*TASK:* Show each line of the data below that has the string "πρωτ" in it.

:: DATASET ENTRIES ::

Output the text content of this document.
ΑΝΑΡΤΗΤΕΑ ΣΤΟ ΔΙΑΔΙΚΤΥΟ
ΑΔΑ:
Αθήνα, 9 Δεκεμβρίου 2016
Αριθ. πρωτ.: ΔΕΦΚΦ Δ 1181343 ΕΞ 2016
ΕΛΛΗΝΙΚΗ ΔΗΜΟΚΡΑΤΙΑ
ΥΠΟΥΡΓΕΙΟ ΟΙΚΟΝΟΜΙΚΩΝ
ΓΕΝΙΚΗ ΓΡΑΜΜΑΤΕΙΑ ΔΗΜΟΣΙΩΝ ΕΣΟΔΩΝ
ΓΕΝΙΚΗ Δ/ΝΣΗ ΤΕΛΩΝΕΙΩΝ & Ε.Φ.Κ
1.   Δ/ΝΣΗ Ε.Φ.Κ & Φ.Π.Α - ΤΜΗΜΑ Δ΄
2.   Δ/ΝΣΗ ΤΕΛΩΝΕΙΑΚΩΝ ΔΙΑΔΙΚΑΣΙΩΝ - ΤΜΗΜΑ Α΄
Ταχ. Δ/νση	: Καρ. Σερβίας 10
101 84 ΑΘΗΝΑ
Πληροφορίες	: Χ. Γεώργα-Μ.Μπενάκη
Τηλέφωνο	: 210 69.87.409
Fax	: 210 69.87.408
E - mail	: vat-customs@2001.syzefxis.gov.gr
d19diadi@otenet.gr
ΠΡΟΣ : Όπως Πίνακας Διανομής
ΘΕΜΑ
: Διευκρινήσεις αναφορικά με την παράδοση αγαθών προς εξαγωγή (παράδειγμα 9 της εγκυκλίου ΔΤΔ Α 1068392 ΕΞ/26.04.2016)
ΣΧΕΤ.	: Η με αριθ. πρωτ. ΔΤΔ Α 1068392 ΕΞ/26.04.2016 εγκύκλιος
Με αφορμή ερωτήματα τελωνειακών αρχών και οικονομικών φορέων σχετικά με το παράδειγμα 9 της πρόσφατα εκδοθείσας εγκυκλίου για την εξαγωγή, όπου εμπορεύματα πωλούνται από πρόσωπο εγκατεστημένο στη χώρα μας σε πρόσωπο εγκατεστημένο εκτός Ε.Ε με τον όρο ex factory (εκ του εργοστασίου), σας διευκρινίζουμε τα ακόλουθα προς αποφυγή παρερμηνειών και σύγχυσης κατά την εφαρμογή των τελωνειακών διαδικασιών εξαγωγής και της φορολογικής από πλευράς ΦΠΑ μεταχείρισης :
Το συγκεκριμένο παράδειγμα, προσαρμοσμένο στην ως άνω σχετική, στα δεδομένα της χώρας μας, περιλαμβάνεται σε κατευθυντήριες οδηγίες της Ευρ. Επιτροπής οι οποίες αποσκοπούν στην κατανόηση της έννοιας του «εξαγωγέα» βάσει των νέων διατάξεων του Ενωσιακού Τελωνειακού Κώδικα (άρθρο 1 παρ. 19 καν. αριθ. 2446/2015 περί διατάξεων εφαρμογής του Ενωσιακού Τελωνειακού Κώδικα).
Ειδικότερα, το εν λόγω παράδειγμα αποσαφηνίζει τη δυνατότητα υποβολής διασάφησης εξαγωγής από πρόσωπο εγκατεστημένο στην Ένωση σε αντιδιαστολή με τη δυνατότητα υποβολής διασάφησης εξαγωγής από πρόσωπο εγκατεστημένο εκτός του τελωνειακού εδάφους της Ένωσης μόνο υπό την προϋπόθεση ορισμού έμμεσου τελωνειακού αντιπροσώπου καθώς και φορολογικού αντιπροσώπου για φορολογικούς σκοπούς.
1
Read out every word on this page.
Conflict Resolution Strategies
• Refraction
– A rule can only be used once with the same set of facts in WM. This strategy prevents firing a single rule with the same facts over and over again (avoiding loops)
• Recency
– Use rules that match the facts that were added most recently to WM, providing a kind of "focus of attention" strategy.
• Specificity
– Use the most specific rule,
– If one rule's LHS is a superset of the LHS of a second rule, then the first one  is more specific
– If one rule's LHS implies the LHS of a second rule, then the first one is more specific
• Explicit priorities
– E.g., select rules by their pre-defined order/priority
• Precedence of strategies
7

:::

*WORKED ANSWER:*
Αριθ. πρωτ.: ΔΕΦΚΦ Δ 1181343 ΕΞ 2016
ΣΧΕΤ.	: Η με αριθ. πρωτ. ΔΤΔ Α 1068392 ΕΞ/26.04.2016 εγκύκλιος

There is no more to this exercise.